文書の抜粋 ::
◆ ◆ ◆ ◆ ◆ ◆ ◆
2015年に「冬は必ずやってくる」というサブタイトルの本が出版されたこともあるファーウェイ。同社にとっては長い冬が続いている。8月初めに報告された2021年上半期の業績は、通信インフラ、端末ともに大幅のマイナスを記録。ソフトウェアへ軸足を急いで移しているところだが、まだトンネルは長そうだ。
2021年上半期の売り上げは約30%という大きな減少
ファーウェイが2021年上半期(1~6月期)の業績報告を行なった。売上高は3204億人民元(約494億3800万ドル、約5兆4300万円)、2020年同期からは29.4%のマイナスとなった。
同社は基地局など通信インフラの「キャリア事業」、スマートフォンなどの「コンシューマ事業」、サーバーやストレージなど法人向け「エンタープライズ事業」の3つの事業を持っている。キャリア事業からスタートさせ、2000年代後半にコンシューマ事業を確立。そしてエンタープライズ事業を3つ目の柱として成長させてきた。米中貿易戦争の前までは、キャリア事業を上回る勢いでコンシューマー事業が成長し、エンタープライズ事業も自国中心とは言え、日本も含めた国内で顧客を増やして急成長中という流れだった。
さて2021年上半期、3事業の内容はというと、キャリア事業は1369億人民元(約211億2300万ドル、約2兆3200億円)。前年同期から14.2%のマイナスとなった。これまで強かった欧州においてもファーウェイ排除の動きが目立ち、軒並み5Gインフラに採用されない状況だ。それでも、お膝元の中国では5G向けをはじめ通信事業者のネットワーク投資が活発。そのこともあってマイナスは14.2%にとどまったようだ。
◆ ◆ ◆ ◆ ◆ ◆ ◆
提供資料 ::
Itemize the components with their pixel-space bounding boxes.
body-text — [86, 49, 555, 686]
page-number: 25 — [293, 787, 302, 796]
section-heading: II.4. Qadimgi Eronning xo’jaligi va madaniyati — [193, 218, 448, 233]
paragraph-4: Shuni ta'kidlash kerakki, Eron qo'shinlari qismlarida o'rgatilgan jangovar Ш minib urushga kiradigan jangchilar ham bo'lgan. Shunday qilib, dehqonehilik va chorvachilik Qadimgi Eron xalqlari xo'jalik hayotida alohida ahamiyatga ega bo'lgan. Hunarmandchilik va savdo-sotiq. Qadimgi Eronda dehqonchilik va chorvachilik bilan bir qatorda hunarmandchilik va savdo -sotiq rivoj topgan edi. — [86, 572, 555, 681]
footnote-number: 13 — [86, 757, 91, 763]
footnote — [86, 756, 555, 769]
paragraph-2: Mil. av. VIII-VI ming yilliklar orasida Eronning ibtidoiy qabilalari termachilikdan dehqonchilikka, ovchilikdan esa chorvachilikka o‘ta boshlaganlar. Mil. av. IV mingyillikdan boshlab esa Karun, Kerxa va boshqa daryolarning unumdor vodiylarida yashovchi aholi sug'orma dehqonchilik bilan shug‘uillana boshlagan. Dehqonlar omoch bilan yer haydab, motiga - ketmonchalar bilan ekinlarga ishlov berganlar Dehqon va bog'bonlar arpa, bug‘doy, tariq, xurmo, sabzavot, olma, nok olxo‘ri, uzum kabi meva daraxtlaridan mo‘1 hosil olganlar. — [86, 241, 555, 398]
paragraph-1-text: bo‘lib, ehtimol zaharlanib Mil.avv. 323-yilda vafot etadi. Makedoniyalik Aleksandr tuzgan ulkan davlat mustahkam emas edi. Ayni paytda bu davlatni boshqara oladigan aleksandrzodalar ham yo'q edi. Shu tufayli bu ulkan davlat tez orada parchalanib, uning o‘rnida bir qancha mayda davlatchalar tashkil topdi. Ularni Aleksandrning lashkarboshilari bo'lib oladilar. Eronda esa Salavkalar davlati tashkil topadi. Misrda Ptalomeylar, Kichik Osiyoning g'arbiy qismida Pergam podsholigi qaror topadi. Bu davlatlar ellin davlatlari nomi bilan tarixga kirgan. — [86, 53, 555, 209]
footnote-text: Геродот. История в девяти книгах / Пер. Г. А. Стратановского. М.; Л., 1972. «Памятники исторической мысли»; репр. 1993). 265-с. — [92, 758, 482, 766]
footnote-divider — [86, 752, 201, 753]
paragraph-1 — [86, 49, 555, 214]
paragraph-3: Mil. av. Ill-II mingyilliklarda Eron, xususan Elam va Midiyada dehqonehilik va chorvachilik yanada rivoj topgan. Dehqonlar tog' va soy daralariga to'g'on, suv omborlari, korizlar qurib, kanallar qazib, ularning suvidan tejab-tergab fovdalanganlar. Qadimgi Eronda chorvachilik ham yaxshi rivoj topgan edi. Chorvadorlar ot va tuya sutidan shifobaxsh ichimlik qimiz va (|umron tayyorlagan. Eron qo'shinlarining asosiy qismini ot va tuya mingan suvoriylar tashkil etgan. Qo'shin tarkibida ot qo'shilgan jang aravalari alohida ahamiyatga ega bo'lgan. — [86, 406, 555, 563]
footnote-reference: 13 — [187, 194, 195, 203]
◆ ◆ ◆ ◆ ◆ ◆ ◆
取り組む内容 :: ファーウェイの2021年上半期業績についての文章を、最後の文に続けて書き進めてください。 記録は参照しなくてかまいません。

結果 ::
とにかく打撃が大きいコンシューマ事業 売上はほぼ半減
HUAWEI P50シリーズは4G端末として登場することに
3つの事業で最も減少したのが、コンシューマー事業だ。言うまでもなく、米国の制裁、そして世界的な半導体不足というダブルパンチを受けた。2021年上半期の売上高は1357億人民元(209億4000万ドル、約2兆3000億円)、これは前年同期からなんと47%の減少となる。ファーウェイは2020年11月に、「Honor」ブランドを切り離したが、これも影響したようだ。
ファーウェイのスマートフォン事業の苦しさは、7月末に発表した最新のフラッグシップ「HUAWEI P50」シリーズが5G対応ではないところからも感じられる。かつてはフランス・パリなど欧州の主要都市で華々しくローンチしていた同社のフラグシップ端末だが、HUAWEI P50の発表はオンラインで中国語のみだった。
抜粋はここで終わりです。